(Data records)

########

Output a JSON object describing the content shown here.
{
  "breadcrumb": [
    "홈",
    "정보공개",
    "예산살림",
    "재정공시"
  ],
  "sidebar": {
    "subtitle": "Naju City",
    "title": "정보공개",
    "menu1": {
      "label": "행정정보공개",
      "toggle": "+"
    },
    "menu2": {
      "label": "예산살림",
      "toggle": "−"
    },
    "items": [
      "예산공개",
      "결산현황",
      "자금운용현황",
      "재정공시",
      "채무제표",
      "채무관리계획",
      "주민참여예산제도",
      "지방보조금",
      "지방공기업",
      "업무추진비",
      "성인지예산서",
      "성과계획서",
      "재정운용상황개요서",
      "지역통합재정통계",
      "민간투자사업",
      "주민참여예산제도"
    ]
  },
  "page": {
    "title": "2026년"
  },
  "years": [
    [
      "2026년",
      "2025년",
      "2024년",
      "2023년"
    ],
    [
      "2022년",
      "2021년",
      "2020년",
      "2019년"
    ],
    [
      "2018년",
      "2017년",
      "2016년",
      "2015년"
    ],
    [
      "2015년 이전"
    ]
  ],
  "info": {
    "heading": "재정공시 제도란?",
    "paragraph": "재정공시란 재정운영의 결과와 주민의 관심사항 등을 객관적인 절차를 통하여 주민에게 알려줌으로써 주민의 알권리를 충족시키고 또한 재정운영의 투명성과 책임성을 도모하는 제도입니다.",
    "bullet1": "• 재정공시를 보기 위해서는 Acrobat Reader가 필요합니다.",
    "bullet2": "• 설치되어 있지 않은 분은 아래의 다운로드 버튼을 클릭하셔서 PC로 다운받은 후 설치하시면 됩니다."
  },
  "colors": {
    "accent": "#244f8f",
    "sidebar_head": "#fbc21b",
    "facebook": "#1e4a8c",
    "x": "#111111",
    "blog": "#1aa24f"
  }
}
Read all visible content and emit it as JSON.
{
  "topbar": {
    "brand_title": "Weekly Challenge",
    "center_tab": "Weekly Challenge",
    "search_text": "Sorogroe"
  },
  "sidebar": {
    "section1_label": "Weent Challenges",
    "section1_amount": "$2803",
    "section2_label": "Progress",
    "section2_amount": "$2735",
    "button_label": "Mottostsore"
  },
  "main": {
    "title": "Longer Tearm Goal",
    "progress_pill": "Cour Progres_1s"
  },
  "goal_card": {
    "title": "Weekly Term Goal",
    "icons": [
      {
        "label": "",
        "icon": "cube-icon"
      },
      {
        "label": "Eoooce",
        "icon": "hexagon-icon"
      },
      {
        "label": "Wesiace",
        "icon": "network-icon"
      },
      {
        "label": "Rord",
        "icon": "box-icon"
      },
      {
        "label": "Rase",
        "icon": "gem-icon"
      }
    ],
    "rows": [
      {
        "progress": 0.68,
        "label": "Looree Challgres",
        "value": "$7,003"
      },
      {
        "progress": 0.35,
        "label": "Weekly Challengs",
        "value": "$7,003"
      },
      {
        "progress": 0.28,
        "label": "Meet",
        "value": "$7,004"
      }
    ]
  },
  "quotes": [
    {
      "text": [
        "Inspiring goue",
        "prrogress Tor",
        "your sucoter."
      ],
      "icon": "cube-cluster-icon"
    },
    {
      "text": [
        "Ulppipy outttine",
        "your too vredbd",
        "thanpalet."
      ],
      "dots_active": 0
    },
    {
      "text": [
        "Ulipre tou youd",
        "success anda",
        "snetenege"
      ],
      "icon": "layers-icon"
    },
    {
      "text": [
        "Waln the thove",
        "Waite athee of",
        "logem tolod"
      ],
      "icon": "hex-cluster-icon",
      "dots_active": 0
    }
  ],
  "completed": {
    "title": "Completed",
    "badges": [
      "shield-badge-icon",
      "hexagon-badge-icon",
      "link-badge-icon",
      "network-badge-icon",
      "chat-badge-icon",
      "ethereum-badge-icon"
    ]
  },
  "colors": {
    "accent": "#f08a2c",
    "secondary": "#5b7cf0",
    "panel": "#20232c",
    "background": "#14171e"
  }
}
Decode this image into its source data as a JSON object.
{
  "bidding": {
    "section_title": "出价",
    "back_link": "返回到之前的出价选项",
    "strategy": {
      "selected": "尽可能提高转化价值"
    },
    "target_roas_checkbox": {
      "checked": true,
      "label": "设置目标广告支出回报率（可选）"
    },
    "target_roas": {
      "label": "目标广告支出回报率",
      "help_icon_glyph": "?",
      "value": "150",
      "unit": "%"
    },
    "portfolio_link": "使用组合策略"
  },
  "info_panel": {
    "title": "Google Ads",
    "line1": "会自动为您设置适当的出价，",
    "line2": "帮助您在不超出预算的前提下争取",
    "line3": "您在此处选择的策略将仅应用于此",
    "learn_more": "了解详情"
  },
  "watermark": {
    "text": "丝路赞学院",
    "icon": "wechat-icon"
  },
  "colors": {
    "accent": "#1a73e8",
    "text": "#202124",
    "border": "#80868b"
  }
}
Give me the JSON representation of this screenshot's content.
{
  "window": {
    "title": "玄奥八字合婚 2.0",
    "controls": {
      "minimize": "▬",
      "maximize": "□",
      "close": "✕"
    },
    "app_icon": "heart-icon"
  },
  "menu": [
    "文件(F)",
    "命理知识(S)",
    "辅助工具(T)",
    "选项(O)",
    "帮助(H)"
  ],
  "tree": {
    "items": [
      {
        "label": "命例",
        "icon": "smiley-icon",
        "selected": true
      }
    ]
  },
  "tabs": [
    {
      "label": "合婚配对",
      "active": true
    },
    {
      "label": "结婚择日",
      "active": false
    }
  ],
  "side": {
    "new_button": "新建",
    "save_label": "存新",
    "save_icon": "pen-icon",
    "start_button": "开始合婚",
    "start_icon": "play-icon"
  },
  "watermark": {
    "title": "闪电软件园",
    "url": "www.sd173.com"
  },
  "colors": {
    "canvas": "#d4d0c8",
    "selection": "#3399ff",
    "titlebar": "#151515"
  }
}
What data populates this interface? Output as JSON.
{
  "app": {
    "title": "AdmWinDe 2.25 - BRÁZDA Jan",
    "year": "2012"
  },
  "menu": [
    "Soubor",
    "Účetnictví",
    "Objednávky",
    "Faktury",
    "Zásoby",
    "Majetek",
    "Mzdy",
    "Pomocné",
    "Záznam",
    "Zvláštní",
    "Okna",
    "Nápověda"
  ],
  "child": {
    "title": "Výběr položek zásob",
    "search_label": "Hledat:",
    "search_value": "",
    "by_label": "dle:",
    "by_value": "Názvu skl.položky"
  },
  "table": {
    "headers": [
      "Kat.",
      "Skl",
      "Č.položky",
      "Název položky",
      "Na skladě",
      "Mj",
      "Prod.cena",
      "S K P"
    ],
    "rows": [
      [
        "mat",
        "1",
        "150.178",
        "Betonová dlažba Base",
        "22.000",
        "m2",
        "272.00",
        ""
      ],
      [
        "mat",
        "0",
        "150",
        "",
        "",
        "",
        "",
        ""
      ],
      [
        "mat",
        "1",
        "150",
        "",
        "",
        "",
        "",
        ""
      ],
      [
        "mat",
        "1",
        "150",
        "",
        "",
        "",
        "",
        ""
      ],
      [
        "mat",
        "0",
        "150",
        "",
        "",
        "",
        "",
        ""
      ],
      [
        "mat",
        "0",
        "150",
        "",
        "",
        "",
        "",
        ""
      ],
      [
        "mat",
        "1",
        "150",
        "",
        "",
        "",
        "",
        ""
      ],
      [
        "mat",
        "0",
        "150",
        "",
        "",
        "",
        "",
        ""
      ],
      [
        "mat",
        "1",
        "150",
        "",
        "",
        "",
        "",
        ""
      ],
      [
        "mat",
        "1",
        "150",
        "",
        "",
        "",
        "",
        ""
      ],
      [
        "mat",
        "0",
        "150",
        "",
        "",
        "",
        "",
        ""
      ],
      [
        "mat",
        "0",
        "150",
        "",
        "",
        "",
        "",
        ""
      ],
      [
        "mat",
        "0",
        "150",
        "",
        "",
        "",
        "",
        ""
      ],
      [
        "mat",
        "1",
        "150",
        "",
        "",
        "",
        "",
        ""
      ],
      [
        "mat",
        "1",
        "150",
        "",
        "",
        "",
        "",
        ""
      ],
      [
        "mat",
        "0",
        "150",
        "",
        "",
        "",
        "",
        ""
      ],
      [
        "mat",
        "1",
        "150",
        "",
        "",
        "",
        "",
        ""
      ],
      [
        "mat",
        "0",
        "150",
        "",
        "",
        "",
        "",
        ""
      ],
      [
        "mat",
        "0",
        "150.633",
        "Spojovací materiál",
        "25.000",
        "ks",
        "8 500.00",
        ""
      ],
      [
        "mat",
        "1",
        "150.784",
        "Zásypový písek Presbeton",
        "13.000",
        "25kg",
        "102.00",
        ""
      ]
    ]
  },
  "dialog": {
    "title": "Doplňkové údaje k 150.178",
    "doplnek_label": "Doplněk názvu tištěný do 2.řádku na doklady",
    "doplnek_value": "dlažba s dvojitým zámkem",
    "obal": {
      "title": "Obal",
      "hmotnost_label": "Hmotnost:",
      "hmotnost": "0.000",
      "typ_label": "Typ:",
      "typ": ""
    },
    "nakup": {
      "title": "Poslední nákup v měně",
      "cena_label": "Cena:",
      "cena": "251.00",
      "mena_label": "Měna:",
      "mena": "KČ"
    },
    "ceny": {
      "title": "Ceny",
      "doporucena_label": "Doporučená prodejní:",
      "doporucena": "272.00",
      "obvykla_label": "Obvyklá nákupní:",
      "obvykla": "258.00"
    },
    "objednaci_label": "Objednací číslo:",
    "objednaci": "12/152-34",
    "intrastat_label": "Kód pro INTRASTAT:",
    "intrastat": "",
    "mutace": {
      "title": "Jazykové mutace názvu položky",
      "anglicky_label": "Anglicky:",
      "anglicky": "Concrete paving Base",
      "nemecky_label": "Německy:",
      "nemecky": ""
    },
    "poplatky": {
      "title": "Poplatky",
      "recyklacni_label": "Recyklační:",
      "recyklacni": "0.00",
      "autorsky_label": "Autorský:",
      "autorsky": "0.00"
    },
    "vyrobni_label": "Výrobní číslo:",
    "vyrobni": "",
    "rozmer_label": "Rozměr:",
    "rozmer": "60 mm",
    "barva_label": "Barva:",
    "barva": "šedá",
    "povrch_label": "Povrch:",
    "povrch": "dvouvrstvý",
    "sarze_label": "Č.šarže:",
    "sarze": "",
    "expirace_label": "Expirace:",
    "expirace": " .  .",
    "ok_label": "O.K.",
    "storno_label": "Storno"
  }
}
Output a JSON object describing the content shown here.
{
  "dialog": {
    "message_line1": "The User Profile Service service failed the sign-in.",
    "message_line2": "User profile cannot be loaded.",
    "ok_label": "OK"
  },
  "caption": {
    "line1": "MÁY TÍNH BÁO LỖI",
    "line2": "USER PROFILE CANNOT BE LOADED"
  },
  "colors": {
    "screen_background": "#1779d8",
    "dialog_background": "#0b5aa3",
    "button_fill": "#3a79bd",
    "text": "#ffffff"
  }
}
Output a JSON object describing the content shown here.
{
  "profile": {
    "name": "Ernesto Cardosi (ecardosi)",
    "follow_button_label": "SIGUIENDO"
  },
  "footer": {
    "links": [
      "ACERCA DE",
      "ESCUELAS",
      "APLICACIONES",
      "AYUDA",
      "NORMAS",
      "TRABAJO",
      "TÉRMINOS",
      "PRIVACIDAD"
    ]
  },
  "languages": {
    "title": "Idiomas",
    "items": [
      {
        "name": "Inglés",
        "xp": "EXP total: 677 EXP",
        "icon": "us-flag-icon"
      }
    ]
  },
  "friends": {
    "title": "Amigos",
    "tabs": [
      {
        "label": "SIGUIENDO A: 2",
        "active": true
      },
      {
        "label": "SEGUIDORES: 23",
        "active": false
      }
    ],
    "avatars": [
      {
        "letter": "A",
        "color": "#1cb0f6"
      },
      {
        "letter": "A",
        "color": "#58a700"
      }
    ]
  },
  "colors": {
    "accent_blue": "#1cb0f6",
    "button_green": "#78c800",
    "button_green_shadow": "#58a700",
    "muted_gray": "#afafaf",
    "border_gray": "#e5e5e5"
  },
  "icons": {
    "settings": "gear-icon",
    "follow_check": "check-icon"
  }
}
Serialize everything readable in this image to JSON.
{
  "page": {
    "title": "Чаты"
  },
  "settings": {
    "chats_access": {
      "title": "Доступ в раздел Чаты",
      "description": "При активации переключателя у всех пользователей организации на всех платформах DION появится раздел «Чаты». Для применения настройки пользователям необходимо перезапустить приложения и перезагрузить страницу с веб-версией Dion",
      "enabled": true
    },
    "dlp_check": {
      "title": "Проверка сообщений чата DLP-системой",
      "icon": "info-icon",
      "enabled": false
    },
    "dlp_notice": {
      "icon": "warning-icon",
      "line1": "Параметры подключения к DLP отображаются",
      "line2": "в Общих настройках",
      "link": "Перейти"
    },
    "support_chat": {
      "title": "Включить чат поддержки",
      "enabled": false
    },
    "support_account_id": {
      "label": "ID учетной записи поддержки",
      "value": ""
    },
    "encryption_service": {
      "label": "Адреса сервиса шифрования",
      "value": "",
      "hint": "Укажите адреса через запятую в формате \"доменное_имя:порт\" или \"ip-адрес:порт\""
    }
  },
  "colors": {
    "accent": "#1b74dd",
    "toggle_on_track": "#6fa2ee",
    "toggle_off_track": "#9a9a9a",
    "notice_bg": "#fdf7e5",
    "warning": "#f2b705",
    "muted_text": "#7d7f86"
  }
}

########

▶ [EXERCISE REQUIREMENTS]:
Copy, character for character, the lines from the line that holds "Serialize everything readable" through the final line of the records above.

▶ [RESULT FOR THIS EXERCISE]:
Serialize everything readable in this image to JSON.
{
  "page": {
    "title": "Чаты"
  },
  "settings": {
    "chats_access": {
      "title": "Доступ в раздел Чаты",
      "description": "При активации переключателя у всех пользователей организации на всех платформах DION появится раздел «Чаты». Для применения настройки пользователям необходимо перезапустить приложения и перезагрузить страницу с веб-версией Dion",
      "enabled": true
    },
    "dlp_check": {
      "title": "Проверка сообщений чата DLP-системой",
      "icon": "info-icon",
      "enabled": false
    },
    "dlp_notice": {
      "icon": "warning-icon",
      "line1": "Параметры подключения к DLP отображаются",
      "line2": "в Общих настройках",
      "link": "Перейти"
    },
    "support_chat": {
      "title": "Включить чат поддержки",
      "enabled": false
    },
    "support_account_id": {
      "label": "ID учетной записи поддержки",
      "value": ""
    },
    "encryption_service": {
      "label": "Адреса сервиса шифрования",
      "value": "",
      "hint": "Укажите адреса через запятую в формате \"доменное_имя:порт\" или \"ip-адрес:порт\""
    }
  },
  "colors": {
    "accent": "#1b74dd",
    "toggle_on_track": "#6fa2ee",
    "toggle_off_track": "#9a9a9a",
    "notice_bg": "#fdf7e5",
    "warning": "#f2b705",
    "muted_text": "#7d7f86"
  }
}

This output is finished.